_Goal_: Extract the whole listing as it stands. Do not include the pictures.

_Dataset entries_:
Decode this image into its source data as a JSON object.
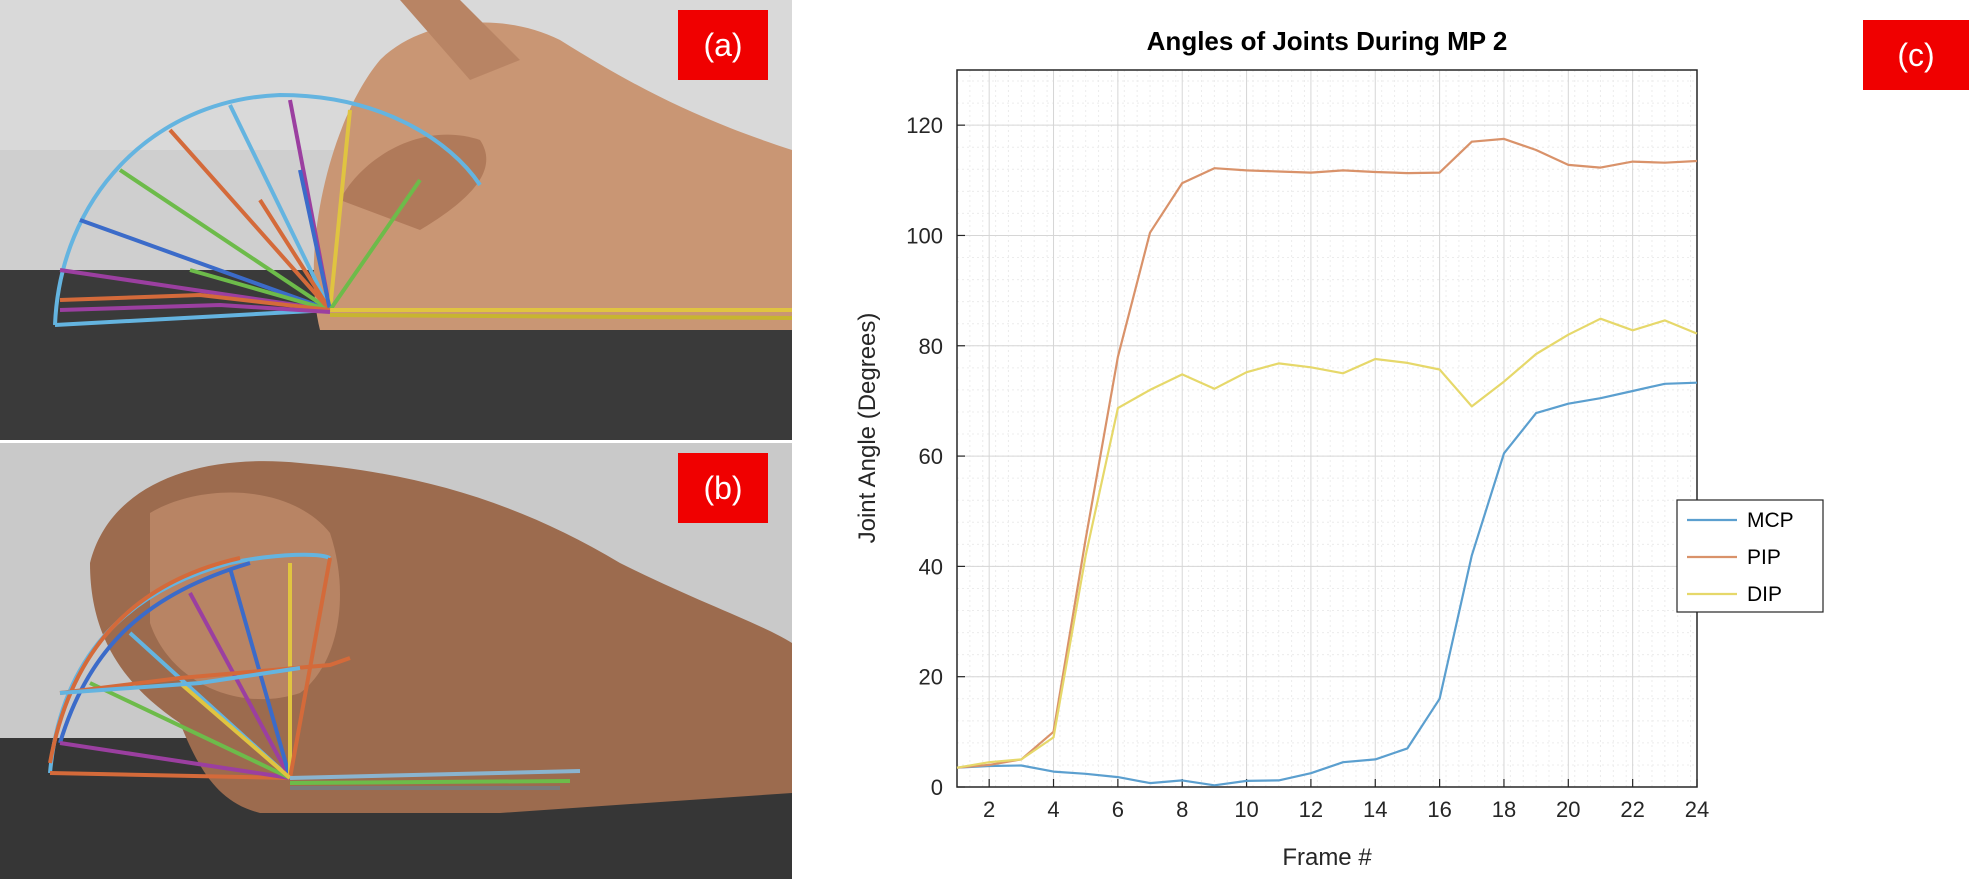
{
  "panels": {
    "a": {
      "label": "(a)"
    },
    "b": {
      "label": "(b)"
    },
    "c": {
      "label": "(c)"
    }
  },
  "colors": {
    "badge": "#f00000",
    "MCP": "#5b9fcf",
    "PIP": "#d9926a",
    "DIP": "#e6d86a"
  },
  "chart_data": {
    "type": "line",
    "title": "Angles of Joints During MP 2",
    "xlabel": "Frame #",
    "ylabel": "Joint Angle (Degrees)",
    "xlim": [
      1,
      24
    ],
    "ylim": [
      0,
      130
    ],
    "xticks": [
      2,
      4,
      6,
      8,
      10,
      12,
      14,
      16,
      18,
      20,
      22,
      24
    ],
    "yticks": [
      0,
      20,
      40,
      60,
      80,
      100,
      120
    ],
    "grid": true,
    "minor_grid": true,
    "legend_position": "right",
    "x": [
      1,
      2,
      3,
      4,
      5,
      6,
      7,
      8,
      9,
      10,
      11,
      12,
      13,
      14,
      15,
      16,
      17,
      18,
      19,
      20,
      21,
      22,
      23,
      24
    ],
    "series": [
      {
        "name": "MCP",
        "values": [
          3.5,
          3.8,
          3.9,
          2.8,
          2.4,
          1.8,
          0.7,
          1.2,
          0.3,
          1.1,
          1.2,
          2.5,
          4.5,
          5.0,
          7.0,
          16.0,
          42.0,
          60.5,
          67.8,
          69.5,
          70.5,
          71.8,
          73.1,
          73.3
        ]
      },
      {
        "name": "PIP",
        "values": [
          3.5,
          4.0,
          5.0,
          10.0,
          45.0,
          78.0,
          100.5,
          109.5,
          112.2,
          111.8,
          111.6,
          111.4,
          111.8,
          111.5,
          111.3,
          111.4,
          117.0,
          117.5,
          115.5,
          112.8,
          112.3,
          113.4,
          113.2,
          113.5
        ]
      },
      {
        "name": "DIP",
        "values": [
          3.5,
          4.5,
          5.0,
          9.0,
          42.0,
          68.7,
          72.0,
          74.8,
          72.2,
          75.2,
          76.8,
          76.1,
          75.0,
          77.6,
          76.9,
          75.7,
          69.0,
          73.5,
          78.5,
          82.0,
          84.9,
          82.8,
          84.6,
          82.2
        ]
      }
    ]
  }
}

_Output for this exercise_:
Decode this image into its source data as a JSON object.
{
  "panels": {
    "a": {
      "label": "(a)"
    },
    "b": {
      "label": "(b)"
    },
    "c": {
      "label": "(c)"
    }
  },
  "colors": {
    "badge": "#f00000",
    "MCP": "#5b9fcf",
    "PIP": "#d9926a",
    "DIP": "#e6d86a"
  },
  "chart_data": {
    "type": "line",
    "title": "Angles of Joints During MP 2",
    "xlabel": "Frame #",
    "ylabel": "Joint Angle (Degrees)",
    "xlim": [
      1,
      24
    ],
    "ylim": [
      0,
      130
    ],
    "xticks": [
      2,
      4,
      6,
      8,
      10,
      12,
      14,
      16,
      18,
      20,
      22,
      24
    ],
    "yticks": [
      0,
      20,
      40,
      60,
      80,
      100,
      120
    ],
    "grid": true,
    "minor_grid": true,
    "legend_position": "right",
    "x": [
      1,
      2,
      3,
      4,
      5,
      6,
      7,
      8,
      9,
      10,
      11,
      12,
      13,
      14,
      15,
      16,
      17,
      18,
      19,
      20,
      21,
      22,
      23,
      24
    ],
    "series": [
      {
        "name": "MCP",
        "values": [
          3.5,
          3.8,
          3.9,
          2.8,
          2.4,
          1.8,
          0.7,
          1.2,
          0.3,
          1.1,
          1.2,
          2.5,
          4.5,
          5.0,
          7.0,
          16.0,
          42.0,
          60.5,
          67.8,
          69.5,
          70.5,
          71.8,
          73.1,
          73.3
        ]
      },
      {
        "name": "PIP",
        "values": [
          3.5,
          4.0,
          5.0,
          10.0,
          45.0,
          78.0,
          100.5,
          109.5,
          112.2,
          111.8,
          111.6,
          111.4,
          111.8,
          111.5,
          111.3,
          111.4,
          117.0,
          117.5,
          115.5,
          112.8,
          112.3,
          113.4,
          113.2,
          113.5
        ]
      },
      {
        "name": "DIP",
        "values": [
          3.5,
          4.5,
          5.0,
          9.0,
          42.0,
          68.7,
          72.0,
          74.8,
          72.2,
          75.2,
          76.8,
          76.1,
          75.0,
          77.6,
          76.9,
          75.7,
          69.0,
          73.5,
          78.5,
          82.0,
          84.9,
          82.8,
          84.6,
          82.2
        ]
      }
    ]
  }
}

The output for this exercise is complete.